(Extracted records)
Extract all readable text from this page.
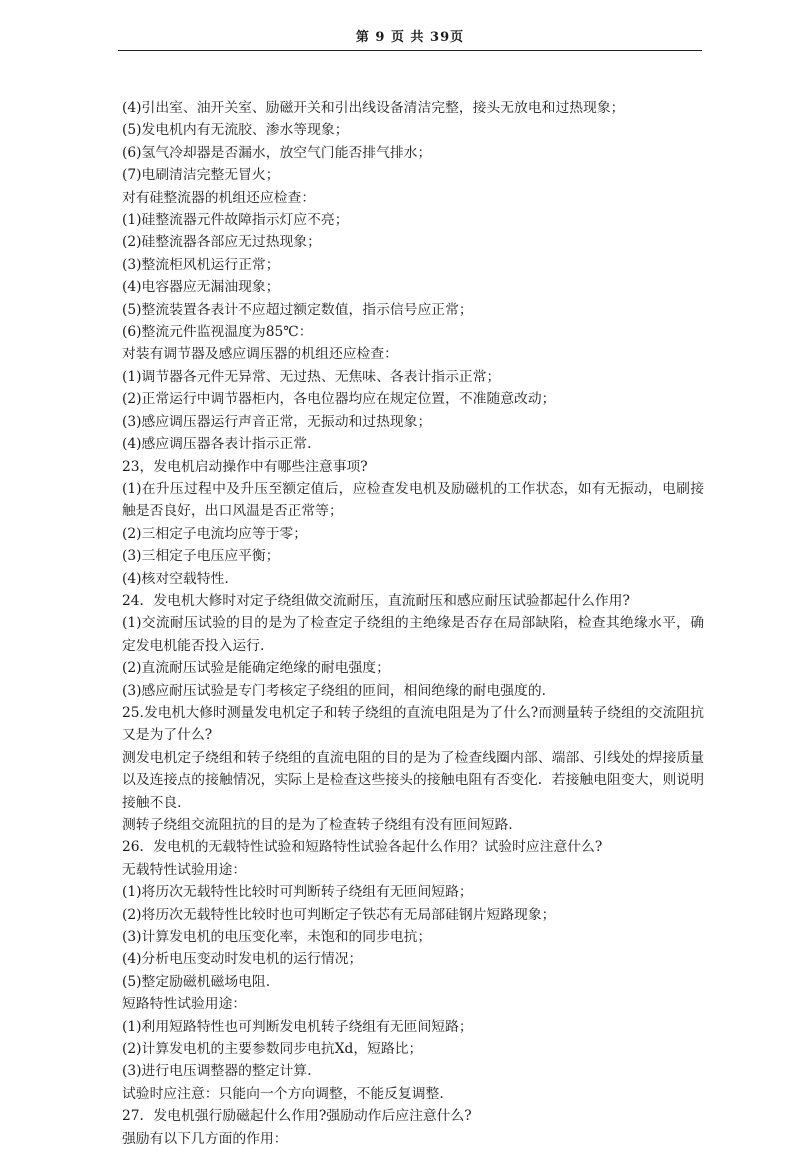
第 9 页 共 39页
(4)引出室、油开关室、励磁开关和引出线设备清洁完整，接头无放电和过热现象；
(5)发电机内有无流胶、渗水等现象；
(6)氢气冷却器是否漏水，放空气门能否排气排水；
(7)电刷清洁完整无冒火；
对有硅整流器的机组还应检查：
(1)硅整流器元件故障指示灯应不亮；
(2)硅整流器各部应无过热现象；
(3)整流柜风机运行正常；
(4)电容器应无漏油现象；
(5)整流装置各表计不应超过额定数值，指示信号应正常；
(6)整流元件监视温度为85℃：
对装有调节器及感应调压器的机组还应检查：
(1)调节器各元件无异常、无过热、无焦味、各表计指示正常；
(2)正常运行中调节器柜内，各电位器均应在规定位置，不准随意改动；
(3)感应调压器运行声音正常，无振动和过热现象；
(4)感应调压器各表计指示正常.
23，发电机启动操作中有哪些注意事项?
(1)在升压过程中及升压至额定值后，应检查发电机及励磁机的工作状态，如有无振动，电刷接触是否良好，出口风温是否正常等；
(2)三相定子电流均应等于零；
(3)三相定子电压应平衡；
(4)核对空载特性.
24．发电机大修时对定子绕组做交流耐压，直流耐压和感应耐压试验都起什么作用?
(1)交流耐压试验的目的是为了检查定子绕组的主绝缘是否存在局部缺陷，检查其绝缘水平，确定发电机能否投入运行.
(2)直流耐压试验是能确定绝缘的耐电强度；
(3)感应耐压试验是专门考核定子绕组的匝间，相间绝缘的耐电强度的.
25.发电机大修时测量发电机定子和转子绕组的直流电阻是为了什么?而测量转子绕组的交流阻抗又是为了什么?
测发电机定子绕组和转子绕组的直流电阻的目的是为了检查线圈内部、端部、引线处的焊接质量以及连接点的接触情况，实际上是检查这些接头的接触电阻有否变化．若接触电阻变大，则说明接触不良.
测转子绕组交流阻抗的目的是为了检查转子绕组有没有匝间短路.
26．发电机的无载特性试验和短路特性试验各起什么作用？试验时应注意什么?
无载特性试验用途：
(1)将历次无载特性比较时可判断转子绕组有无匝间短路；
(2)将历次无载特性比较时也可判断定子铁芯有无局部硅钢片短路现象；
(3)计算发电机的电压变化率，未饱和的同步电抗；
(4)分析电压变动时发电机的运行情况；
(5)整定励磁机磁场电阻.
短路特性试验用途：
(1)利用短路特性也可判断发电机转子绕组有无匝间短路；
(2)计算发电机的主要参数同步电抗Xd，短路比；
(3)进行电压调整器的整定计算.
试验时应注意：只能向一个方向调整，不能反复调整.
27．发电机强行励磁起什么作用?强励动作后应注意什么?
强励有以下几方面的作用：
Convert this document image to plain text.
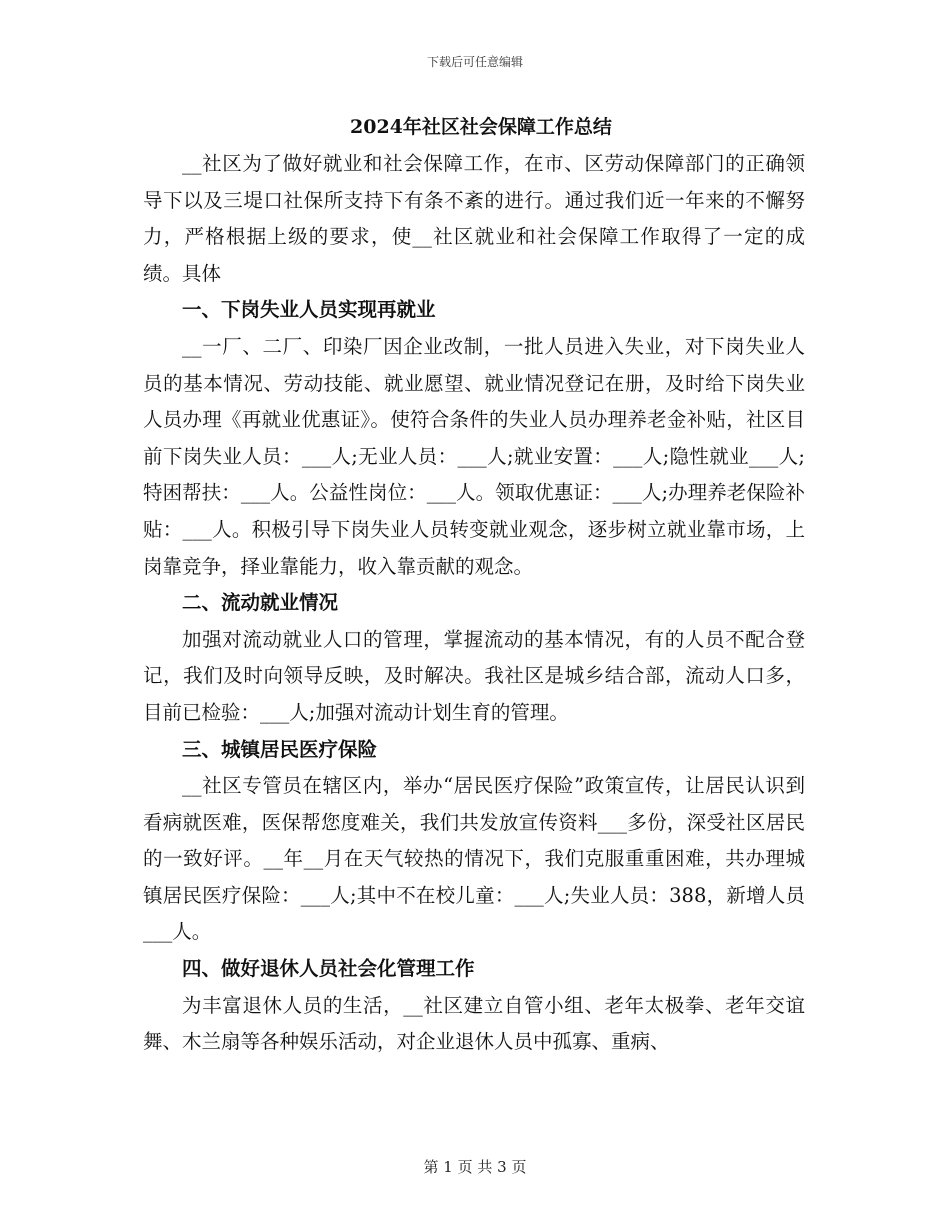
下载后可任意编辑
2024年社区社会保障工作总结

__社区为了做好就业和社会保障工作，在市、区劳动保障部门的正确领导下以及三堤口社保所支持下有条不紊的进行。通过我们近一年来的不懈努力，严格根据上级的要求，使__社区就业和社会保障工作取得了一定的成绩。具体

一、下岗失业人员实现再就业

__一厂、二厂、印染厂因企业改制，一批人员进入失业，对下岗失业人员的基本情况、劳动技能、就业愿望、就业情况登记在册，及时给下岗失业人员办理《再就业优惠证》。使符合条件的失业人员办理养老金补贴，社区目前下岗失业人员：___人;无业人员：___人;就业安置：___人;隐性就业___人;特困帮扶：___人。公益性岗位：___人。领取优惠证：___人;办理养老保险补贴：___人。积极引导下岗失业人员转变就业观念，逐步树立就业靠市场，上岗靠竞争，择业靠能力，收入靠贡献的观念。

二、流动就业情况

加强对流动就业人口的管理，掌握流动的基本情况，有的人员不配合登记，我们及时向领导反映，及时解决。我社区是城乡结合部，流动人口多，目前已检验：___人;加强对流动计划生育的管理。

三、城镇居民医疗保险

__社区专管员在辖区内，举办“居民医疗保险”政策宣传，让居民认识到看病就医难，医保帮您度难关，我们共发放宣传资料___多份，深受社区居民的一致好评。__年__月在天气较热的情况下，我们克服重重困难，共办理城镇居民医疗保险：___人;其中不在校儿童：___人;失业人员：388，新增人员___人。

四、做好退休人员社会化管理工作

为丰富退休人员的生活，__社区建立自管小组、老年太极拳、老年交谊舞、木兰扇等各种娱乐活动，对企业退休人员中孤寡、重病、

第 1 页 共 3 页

Your instructions: Repeat the data exactly in full, omitting its pictures.

Exercise result:
Extract all readable text from this page.
第 9 页 共 39页
(4)引出室、油开关室、励磁开关和引出线设备清洁完整，接头无放电和过热现象；
(5)发电机内有无流胶、渗水等现象；
(6)氢气冷却器是否漏水，放空气门能否排气排水；
(7)电刷清洁完整无冒火；
对有硅整流器的机组还应检查：
(1)硅整流器元件故障指示灯应不亮；
(2)硅整流器各部应无过热现象；
(3)整流柜风机运行正常；
(4)电容器应无漏油现象；
(5)整流装置各表计不应超过额定数值，指示信号应正常；
(6)整流元件监视温度为85℃：
对装有调节器及感应调压器的机组还应检查：
(1)调节器各元件无异常、无过热、无焦味、各表计指示正常；
(2)正常运行中调节器柜内，各电位器均应在规定位置，不准随意改动；
(3)感应调压器运行声音正常，无振动和过热现象；
(4)感应调压器各表计指示正常.
23，发电机启动操作中有哪些注意事项?
(1)在升压过程中及升压至额定值后，应检查发电机及励磁机的工作状态，如有无振动，电刷接触是否良好，出口风温是否正常等；
(2)三相定子电流均应等于零；
(3)三相定子电压应平衡；
(4)核对空载特性.
24．发电机大修时对定子绕组做交流耐压，直流耐压和感应耐压试验都起什么作用?
(1)交流耐压试验的目的是为了检查定子绕组的主绝缘是否存在局部缺陷，检查其绝缘水平，确定发电机能否投入运行.
(2)直流耐压试验是能确定绝缘的耐电强度；
(3)感应耐压试验是专门考核定子绕组的匝间，相间绝缘的耐电强度的.
25.发电机大修时测量发电机定子和转子绕组的直流电阻是为了什么?而测量转子绕组的交流阻抗又是为了什么?
测发电机定子绕组和转子绕组的直流电阻的目的是为了检查线圈内部、端部、引线处的焊接质量以及连接点的接触情况，实际上是检查这些接头的接触电阻有否变化．若接触电阻变大，则说明接触不良.
测转子绕组交流阻抗的目的是为了检查转子绕组有没有匝间短路.
26．发电机的无载特性试验和短路特性试验各起什么作用？试验时应注意什么?
无载特性试验用途：
(1)将历次无载特性比较时可判断转子绕组有无匝间短路；
(2)将历次无载特性比较时也可判断定子铁芯有无局部硅钢片短路现象；
(3)计算发电机的电压变化率，未饱和的同步电抗；
(4)分析电压变动时发电机的运行情况；
(5)整定励磁机磁场电阻.
短路特性试验用途：
(1)利用短路特性也可判断发电机转子绕组有无匝间短路；
(2)计算发电机的主要参数同步电抗Xd，短路比；
(3)进行电压调整器的整定计算.
试验时应注意：只能向一个方向调整，不能反复调整.
27．发电机强行励磁起什么作用?强励动作后应注意什么?
强励有以下几方面的作用：
Convert this document image to plain text.
下载后可任意编辑
2024年社区社会保障工作总结

__社区为了做好就业和社会保障工作，在市、区劳动保障部门的正确领导下以及三堤口社保所支持下有条不紊的进行。通过我们近一年来的不懈努力，严格根据上级的要求，使__社区就业和社会保障工作取得了一定的成绩。具体

一、下岗失业人员实现再就业

__一厂、二厂、印染厂因企业改制，一批人员进入失业，对下岗失业人员的基本情况、劳动技能、就业愿望、就业情况登记在册，及时给下岗失业人员办理《再就业优惠证》。使符合条件的失业人员办理养老金补贴，社区目前下岗失业人员：___人;无业人员：___人;就业安置：___人;隐性就业___人;特困帮扶：___人。公益性岗位：___人。领取优惠证：___人;办理养老保险补贴：___人。积极引导下岗失业人员转变就业观念，逐步树立就业靠市场，上岗靠竞争，择业靠能力，收入靠贡献的观念。

二、流动就业情况

加强对流动就业人口的管理，掌握流动的基本情况，有的人员不配合登记，我们及时向领导反映，及时解决。我社区是城乡结合部，流动人口多，目前已检验：___人;加强对流动计划生育的管理。

三、城镇居民医疗保险

__社区专管员在辖区内，举办“居民医疗保险”政策宣传，让居民认识到看病就医难，医保帮您度难关，我们共发放宣传资料___多份，深受社区居民的一致好评。__年__月在天气较热的情况下，我们克服重重困难，共办理城镇居民医疗保险：___人;其中不在校儿童：___人;失业人员：388，新增人员___人。

四、做好退休人员社会化管理工作

为丰富退休人员的生活，__社区建立自管小组、老年太极拳、老年交谊舞、木兰扇等各种娱乐活动，对企业退休人员中孤寡、重病、

第 1 页 共 3 页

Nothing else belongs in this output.